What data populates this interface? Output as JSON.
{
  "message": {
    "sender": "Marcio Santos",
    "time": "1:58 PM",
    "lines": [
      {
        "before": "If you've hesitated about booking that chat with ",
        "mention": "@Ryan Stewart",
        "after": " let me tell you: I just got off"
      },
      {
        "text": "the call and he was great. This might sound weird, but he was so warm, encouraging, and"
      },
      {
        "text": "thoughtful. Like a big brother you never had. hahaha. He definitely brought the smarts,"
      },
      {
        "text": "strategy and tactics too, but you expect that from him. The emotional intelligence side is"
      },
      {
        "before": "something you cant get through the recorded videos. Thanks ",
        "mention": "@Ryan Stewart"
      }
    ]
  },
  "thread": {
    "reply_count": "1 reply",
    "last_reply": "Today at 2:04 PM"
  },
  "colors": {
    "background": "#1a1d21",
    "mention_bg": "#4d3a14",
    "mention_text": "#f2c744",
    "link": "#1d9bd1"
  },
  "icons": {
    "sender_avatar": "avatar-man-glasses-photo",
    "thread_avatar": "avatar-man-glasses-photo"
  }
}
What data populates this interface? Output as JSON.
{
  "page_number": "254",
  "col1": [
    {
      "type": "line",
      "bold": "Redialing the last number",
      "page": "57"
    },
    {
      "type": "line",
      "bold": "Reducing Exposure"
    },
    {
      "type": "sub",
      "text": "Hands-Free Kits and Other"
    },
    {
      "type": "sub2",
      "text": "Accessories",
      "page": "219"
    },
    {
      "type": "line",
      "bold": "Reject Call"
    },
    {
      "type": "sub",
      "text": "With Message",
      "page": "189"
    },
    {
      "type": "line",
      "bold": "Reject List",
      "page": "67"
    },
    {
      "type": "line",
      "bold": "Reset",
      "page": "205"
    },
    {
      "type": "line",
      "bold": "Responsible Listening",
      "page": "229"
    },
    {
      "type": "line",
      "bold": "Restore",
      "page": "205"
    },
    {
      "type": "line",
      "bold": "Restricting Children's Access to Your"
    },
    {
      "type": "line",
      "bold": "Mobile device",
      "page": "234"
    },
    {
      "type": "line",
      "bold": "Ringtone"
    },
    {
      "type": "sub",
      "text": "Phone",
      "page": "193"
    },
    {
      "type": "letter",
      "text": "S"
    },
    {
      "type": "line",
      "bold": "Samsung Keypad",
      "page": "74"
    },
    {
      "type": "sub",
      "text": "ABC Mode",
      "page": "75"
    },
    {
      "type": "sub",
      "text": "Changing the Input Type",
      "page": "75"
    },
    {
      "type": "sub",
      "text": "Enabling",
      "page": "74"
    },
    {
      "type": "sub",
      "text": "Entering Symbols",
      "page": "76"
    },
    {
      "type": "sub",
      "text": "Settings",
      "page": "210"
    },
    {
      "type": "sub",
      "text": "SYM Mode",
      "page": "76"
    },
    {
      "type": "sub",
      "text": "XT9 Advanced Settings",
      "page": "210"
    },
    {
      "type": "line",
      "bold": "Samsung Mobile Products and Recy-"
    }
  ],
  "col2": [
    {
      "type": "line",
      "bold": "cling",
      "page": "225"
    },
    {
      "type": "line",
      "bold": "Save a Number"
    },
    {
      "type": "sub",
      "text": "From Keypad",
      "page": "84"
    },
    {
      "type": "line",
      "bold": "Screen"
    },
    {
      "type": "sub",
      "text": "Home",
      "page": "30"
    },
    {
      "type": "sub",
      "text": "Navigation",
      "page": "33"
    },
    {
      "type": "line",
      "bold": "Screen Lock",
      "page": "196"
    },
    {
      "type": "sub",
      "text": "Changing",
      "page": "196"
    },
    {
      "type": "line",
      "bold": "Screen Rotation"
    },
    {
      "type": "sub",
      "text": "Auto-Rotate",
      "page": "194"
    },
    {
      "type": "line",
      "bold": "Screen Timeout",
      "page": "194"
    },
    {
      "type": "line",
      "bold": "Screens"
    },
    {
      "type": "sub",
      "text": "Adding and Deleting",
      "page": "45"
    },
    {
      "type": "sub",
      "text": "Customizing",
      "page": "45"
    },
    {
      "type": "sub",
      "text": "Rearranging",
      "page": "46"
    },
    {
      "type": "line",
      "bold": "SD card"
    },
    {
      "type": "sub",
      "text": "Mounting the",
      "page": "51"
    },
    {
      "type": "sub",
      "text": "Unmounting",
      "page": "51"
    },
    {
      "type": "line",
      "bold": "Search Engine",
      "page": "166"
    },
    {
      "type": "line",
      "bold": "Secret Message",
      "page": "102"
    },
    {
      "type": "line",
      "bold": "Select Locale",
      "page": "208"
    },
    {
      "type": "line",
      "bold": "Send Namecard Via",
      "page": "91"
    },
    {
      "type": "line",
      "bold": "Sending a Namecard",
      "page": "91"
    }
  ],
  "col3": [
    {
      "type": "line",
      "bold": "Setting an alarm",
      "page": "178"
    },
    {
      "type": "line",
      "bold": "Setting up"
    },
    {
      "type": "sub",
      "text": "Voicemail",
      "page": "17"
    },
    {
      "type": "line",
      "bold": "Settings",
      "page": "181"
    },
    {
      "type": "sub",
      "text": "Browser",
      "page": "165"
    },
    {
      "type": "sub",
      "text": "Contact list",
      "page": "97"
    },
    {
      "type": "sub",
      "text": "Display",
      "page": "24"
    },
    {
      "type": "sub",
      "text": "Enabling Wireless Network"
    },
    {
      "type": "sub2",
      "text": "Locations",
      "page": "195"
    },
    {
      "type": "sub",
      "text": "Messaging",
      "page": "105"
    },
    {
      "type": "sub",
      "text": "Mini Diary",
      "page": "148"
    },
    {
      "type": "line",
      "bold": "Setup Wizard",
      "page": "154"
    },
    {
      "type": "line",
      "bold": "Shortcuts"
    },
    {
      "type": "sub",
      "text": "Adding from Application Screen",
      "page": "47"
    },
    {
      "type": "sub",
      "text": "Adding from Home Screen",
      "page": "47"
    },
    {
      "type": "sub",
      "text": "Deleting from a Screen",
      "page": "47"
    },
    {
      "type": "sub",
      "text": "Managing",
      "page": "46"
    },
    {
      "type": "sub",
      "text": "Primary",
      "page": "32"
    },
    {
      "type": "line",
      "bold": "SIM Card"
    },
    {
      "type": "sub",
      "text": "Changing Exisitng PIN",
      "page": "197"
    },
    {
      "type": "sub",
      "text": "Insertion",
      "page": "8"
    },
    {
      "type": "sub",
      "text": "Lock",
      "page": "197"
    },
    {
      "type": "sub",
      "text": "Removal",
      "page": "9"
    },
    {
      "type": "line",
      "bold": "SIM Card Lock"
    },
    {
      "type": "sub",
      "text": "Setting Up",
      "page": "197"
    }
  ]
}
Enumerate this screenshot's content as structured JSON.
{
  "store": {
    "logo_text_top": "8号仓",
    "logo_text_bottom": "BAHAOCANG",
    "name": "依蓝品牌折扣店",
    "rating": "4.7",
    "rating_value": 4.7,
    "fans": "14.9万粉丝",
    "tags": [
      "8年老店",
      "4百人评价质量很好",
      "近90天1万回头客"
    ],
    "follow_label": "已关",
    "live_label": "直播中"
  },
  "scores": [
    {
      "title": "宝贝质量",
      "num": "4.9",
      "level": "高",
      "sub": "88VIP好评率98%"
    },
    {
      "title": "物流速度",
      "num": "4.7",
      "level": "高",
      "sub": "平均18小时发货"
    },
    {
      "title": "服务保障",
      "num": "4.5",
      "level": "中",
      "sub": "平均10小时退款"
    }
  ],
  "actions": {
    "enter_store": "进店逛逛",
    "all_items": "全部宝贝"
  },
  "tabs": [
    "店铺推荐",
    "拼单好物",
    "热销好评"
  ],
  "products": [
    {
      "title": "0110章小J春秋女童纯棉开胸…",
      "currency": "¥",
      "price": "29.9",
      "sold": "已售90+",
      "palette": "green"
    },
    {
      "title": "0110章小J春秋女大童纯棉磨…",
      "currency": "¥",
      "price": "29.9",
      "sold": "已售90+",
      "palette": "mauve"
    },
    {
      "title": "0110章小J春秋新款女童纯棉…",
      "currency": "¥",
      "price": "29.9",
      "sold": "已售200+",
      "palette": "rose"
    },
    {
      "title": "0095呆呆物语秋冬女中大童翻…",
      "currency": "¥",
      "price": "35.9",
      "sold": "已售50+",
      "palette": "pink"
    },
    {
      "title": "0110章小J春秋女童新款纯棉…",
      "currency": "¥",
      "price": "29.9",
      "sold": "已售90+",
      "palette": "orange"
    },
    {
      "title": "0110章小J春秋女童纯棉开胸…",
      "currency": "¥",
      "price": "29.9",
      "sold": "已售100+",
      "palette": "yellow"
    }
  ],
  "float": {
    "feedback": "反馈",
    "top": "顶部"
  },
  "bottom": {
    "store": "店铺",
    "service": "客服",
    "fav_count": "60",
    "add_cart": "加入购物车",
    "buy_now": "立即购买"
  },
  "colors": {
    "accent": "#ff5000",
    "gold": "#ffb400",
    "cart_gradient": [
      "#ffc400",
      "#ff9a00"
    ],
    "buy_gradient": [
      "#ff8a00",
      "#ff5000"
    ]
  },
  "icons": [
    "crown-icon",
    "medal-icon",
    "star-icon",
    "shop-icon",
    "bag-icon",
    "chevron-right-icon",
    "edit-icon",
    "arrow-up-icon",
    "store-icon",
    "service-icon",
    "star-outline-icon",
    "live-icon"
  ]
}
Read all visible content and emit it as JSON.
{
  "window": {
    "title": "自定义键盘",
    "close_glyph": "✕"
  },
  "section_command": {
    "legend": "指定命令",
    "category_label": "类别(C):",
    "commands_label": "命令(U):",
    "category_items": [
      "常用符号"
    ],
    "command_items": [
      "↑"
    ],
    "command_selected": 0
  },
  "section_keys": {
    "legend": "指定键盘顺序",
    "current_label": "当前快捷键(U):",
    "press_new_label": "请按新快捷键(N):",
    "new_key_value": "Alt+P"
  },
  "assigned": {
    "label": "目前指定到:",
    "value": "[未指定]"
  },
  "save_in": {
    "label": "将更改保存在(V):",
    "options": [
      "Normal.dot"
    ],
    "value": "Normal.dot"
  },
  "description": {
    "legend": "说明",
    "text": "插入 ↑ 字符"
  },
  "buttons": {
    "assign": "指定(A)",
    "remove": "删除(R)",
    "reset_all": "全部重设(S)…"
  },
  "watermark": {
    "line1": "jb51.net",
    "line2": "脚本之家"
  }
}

::::::::

WHAT TO WORK ON
Lines that hold "Adding" are the ones to copy; find all of them.

RESPONSE TO THE EXERCISE
      "text": "Adding and Deleting",
      "text": "Adding from Application Screen",
      "text": "Adding from Home Screen",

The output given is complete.